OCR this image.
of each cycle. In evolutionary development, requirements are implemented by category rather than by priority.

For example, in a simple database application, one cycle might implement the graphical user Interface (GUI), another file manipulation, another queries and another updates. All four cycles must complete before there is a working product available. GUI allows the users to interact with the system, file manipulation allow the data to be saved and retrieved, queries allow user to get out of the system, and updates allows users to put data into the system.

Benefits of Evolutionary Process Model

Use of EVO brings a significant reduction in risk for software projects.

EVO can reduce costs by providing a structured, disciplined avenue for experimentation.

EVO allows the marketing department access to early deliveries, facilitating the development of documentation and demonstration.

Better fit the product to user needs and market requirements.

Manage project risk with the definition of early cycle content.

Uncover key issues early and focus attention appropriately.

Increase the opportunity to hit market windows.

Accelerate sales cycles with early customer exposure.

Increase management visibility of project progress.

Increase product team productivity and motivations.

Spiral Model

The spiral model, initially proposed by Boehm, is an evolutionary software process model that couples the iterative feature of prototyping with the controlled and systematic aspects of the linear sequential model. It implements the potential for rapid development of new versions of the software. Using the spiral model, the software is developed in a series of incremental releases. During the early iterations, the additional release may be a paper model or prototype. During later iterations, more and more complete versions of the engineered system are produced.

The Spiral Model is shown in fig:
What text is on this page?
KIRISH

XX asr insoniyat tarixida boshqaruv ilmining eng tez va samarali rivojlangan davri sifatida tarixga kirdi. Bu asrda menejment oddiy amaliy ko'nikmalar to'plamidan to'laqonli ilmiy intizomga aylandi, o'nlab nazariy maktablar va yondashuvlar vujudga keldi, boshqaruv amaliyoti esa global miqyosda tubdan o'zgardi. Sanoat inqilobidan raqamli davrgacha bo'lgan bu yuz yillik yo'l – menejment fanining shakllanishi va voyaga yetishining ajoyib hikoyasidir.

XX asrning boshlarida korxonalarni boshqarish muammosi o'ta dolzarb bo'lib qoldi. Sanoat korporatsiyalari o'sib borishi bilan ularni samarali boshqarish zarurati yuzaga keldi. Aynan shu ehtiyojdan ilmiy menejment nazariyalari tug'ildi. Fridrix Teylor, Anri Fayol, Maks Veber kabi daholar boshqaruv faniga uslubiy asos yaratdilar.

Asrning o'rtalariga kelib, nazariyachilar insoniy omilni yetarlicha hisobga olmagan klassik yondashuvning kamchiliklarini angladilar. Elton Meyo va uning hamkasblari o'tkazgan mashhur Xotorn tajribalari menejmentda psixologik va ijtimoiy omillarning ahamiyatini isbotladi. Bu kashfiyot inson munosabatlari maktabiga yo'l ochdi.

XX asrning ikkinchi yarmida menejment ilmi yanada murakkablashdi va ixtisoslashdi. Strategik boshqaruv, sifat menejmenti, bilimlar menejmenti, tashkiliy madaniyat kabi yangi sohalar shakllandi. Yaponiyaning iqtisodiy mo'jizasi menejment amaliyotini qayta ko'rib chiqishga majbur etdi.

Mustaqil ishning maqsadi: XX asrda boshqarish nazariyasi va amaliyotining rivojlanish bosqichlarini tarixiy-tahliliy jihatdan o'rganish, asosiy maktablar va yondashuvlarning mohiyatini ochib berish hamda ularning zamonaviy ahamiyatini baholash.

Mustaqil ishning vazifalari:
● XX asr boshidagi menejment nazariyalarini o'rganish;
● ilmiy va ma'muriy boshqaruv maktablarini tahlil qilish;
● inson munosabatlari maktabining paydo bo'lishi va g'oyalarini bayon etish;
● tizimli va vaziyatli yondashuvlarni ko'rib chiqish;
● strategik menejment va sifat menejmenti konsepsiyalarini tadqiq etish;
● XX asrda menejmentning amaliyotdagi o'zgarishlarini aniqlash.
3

* [DO THIS] Print every entry exactly as it appears.

* [EXPECTED ANSWER]
OCR this image.
of each cycle. In evolutionary development, requirements are implemented by category rather than by priority.

For example, in a simple database application, one cycle might implement the graphical user Interface (GUI), another file manipulation, another queries and another updates. All four cycles must complete before there is a working product available. GUI allows the users to interact with the system, file manipulation allow the data to be saved and retrieved, queries allow user to get out of the system, and updates allows users to put data into the system.

Benefits of Evolutionary Process Model

Use of EVO brings a significant reduction in risk for software projects.

EVO can reduce costs by providing a structured, disciplined avenue for experimentation.

EVO allows the marketing department access to early deliveries, facilitating the development of documentation and demonstration.

Better fit the product to user needs and market requirements.

Manage project risk with the definition of early cycle content.

Uncover key issues early and focus attention appropriately.

Increase the opportunity to hit market windows.

Accelerate sales cycles with early customer exposure.

Increase management visibility of project progress.

Increase product team productivity and motivations.

Spiral Model

The spiral model, initially proposed by Boehm, is an evolutionary software process model that couples the iterative feature of prototyping with the controlled and systematic aspects of the linear sequential model. It implements the potential for rapid development of new versions of the software. Using the spiral model, the software is developed in a series of incremental releases. During the early iterations, the additional release may be a paper model or prototype. During later iterations, more and more complete versions of the engineered system are produced.

The Spiral Model is shown in fig:
What text is on this page?
KIRISH

XX asr insoniyat tarixida boshqaruv ilmining eng tez va samarali rivojlangan davri sifatida tarixga kirdi. Bu asrda menejment oddiy amaliy ko'nikmalar to'plamidan to'laqonli ilmiy intizomga aylandi, o'nlab nazariy maktablar va yondashuvlar vujudga keldi, boshqaruv amaliyoti esa global miqyosda tubdan o'zgardi. Sanoat inqilobidan raqamli davrgacha bo'lgan bu yuz yillik yo'l – menejment fanining shakllanishi va voyaga yetishining ajoyib hikoyasidir.

XX asrning boshlarida korxonalarni boshqarish muammosi o'ta dolzarb bo'lib qoldi. Sanoat korporatsiyalari o'sib borishi bilan ularni samarali boshqarish zarurati yuzaga keldi. Aynan shu ehtiyojdan ilmiy menejment nazariyalari tug'ildi. Fridrix Teylor, Anri Fayol, Maks Veber kabi daholar boshqaruv faniga uslubiy asos yaratdilar.

Asrning o'rtalariga kelib, nazariyachilar insoniy omilni yetarlicha hisobga olmagan klassik yondashuvning kamchiliklarini angladilar. Elton Meyo va uning hamkasblari o'tkazgan mashhur Xotorn tajribalari menejmentda psixologik va ijtimoiy omillarning ahamiyatini isbotladi. Bu kashfiyot inson munosabatlari maktabiga yo'l ochdi.

XX asrning ikkinchi yarmida menejment ilmi yanada murakkablashdi va ixtisoslashdi. Strategik boshqaruv, sifat menejmenti, bilimlar menejmenti, tashkiliy madaniyat kabi yangi sohalar shakllandi. Yaponiyaning iqtisodiy mo'jizasi menejment amaliyotini qayta ko'rib chiqishga majbur etdi.

Mustaqil ishning maqsadi: XX asrda boshqarish nazariyasi va amaliyotining rivojlanish bosqichlarini tarixiy-tahliliy jihatdan o'rganish, asosiy maktablar va yondashuvlarning mohiyatini ochib berish hamda ularning zamonaviy ahamiyatini baholash.

Mustaqil ishning vazifalari:
● XX asr boshidagi menejment nazariyalarini o'rganish;
● ilmiy va ma'muriy boshqaruv maktablarini tahlil qilish;
● inson munosabatlari maktabining paydo bo'lishi va g'oyalarini bayon etish;
● tizimli va vaziyatli yondashuvlarni ko'rib chiqish;
● strategik menejment va sifat menejmenti konsepsiyalarini tadqiq etish;
● XX asrda menejmentning amaliyotdagi o'zgarishlarini aniqlash.
3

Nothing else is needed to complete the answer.